Repeat, exactly and completely, the material that follows. Omit the pictures.

- _DATA TO PROCESS_
····················

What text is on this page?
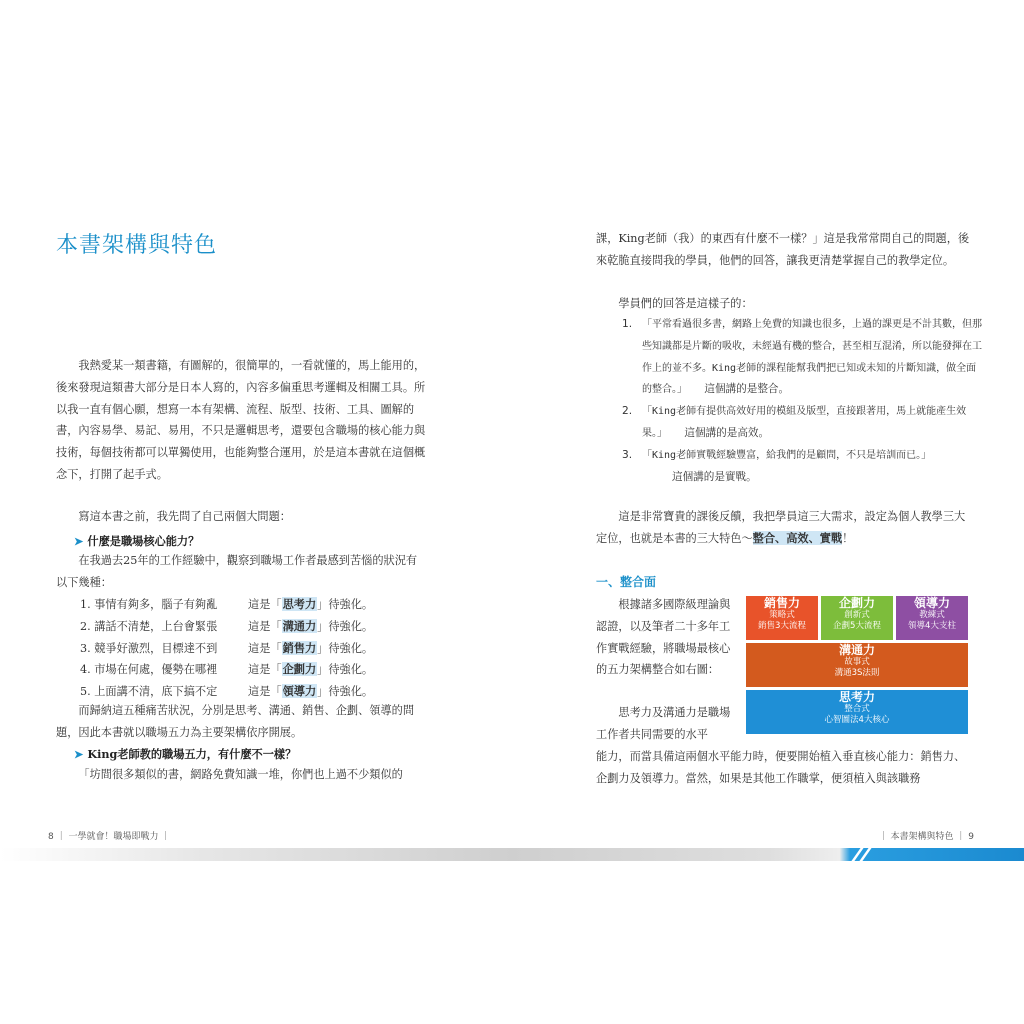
本書架構與特色

我熱愛某一類書籍，有圖解的，很簡單的，一看就懂的，馬上能用的，後來發現這類書大部分是日本人寫的，內容多偏重思考邏輯及相關工具。所以我一直有個心願，想寫一本有架構、流程、版型、技術、工具、圖解的書，內容易學、易記、易用，不只是邏輯思考，還要包含職場的核心能力與技術，每個技術都可以單獨使用，也能夠整合運用，於是這本書就在這個概念下，打開了起手式。

寫這本書之前，我先問了自己兩個大問題：

➤ 什麼是職場核心能力？

在我過去25年的工作經驗中，觀察到職場工作者最感到苦惱的狀況有以下幾種：

1. 事情有夠多，腦子有夠亂	這是「思考力」待強化。
2. 講話不清楚，上台會緊張	這是「溝通力」待強化。
3. 競爭好激烈，目標達不到	這是「銷售力」待強化。
4. 市場在何處，優勢在哪裡	這是「企劃力」待強化。
5. 上面講不清，底下搞不定	這是「領導力」待強化。

而歸納這五種痛苦狀況，分別是思考、溝通、銷售、企劃、領導的問題，因此本書就以職場五力為主要架構依序開展。

➤ King老師教的職場五力，有什麼不一樣？

「坊間很多類似的書，網路免費知識一堆，你們也上過不少類似的

8 ｜ 一學就會！職場即戰力 ｜

課，King老師（我）的東西有什麼不一樣？」這是我常常問自己的問題，後來乾脆直接問我的學員，他們的回答，讓我更清楚掌握自己的教學定位。

學員們的回答是這樣子的：

1. 「平常看過很多書，網路上免費的知識也很多，上過的課更是不計其數，但那些知識都是片斷的吸收，未經過有機的整合，甚至相互混淆，所以能發揮在工作上的並不多。King老師的課程能幫我們把已知或未知的片斷知識，做全面的整合。」 這個講的是整合。
2. 「King老師有提供高效好用的模組及版型，直接跟著用，馬上就能產生效果。」 這個講的是高效。
3. 「King老師實戰經驗豐富，給我們的是顧問，不只是培訓而已。」
這個講的是實戰。

這是非常寶貴的課後反饋，我把學員這三大需求，設定為個人教學三大定位，也就是本書的三大特色～整合、高效、實戰！

一、整合面

根據諸多國際級理論與認證，以及筆者二十多年工作實戰經驗，將職場最核心的五力架構整合如右圖：

思考力及溝通力是職場工作者共同需要的水平

能力，而當具備這兩個水平能力時，便要開始植入垂直核心能力：銷售力、企劃力及領導力。當然，如果是其他工作職掌，便須植入與該職務

銷售力
策略式
銷售3大流程
企劃力
創新式
企劃5大流程
領導力
教練式
領導4大支柱
溝通力
故事式
溝通3S法則
思考力
整合式
心智圖法4大核心
｜ 本書架構與特色 ｜ 9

····················

- _IN RESPONSE_
What text is on this page?
本書架構與特色

我熱愛某一類書籍，有圖解的，很簡單的，一看就懂的，馬上能用的，後來發現這類書大部分是日本人寫的，內容多偏重思考邏輯及相關工具。所以我一直有個心願，想寫一本有架構、流程、版型、技術、工具、圖解的書，內容易學、易記、易用，不只是邏輯思考，還要包含職場的核心能力與技術，每個技術都可以單獨使用，也能夠整合運用，於是這本書就在這個概念下，打開了起手式。

寫這本書之前，我先問了自己兩個大問題：

➤ 什麼是職場核心能力？

在我過去25年的工作經驗中，觀察到職場工作者最感到苦惱的狀況有以下幾種：

1. 事情有夠多，腦子有夠亂	這是「思考力」待強化。
2. 講話不清楚，上台會緊張	這是「溝通力」待強化。
3. 競爭好激烈，目標達不到	這是「銷售力」待強化。
4. 市場在何處，優勢在哪裡	這是「企劃力」待強化。
5. 上面講不清，底下搞不定	這是「領導力」待強化。

而歸納這五種痛苦狀況，分別是思考、溝通、銷售、企劃、領導的問題，因此本書就以職場五力為主要架構依序開展。

➤ King老師教的職場五力，有什麼不一樣？

「坊間很多類似的書，網路免費知識一堆，你們也上過不少類似的

8 ｜ 一學就會！職場即戰力 ｜

課，King老師（我）的東西有什麼不一樣？」這是我常常問自己的問題，後來乾脆直接問我的學員，他們的回答，讓我更清楚掌握自己的教學定位。

學員們的回答是這樣子的：

1. 「平常看過很多書，網路上免費的知識也很多，上過的課更是不計其數，但那些知識都是片斷的吸收，未經過有機的整合，甚至相互混淆，所以能發揮在工作上的並不多。King老師的課程能幫我們把已知或未知的片斷知識，做全面的整合。」 這個講的是整合。
2. 「King老師有提供高效好用的模組及版型，直接跟著用，馬上就能產生效果。」 這個講的是高效。
3. 「King老師實戰經驗豐富，給我們的是顧問，不只是培訓而已。」
這個講的是實戰。

這是非常寶貴的課後反饋，我把學員這三大需求，設定為個人教學三大定位，也就是本書的三大特色～整合、高效、實戰！

一、整合面

根據諸多國際級理論與認證，以及筆者二十多年工作實戰經驗，將職場最核心的五力架構整合如右圖：

思考力及溝通力是職場工作者共同需要的水平

能力，而當具備這兩個水平能力時，便要開始植入垂直核心能力：銷售力、企劃力及領導力。當然，如果是其他工作職掌，便須植入與該職務

銷售力
策略式
銷售3大流程
企劃力
創新式
企劃5大流程
領導力
教練式
領導4大支柱
溝通力
故事式
溝通3S法則
思考力
整合式
心智圖法4大核心
｜ 本書架構與特色 ｜ 9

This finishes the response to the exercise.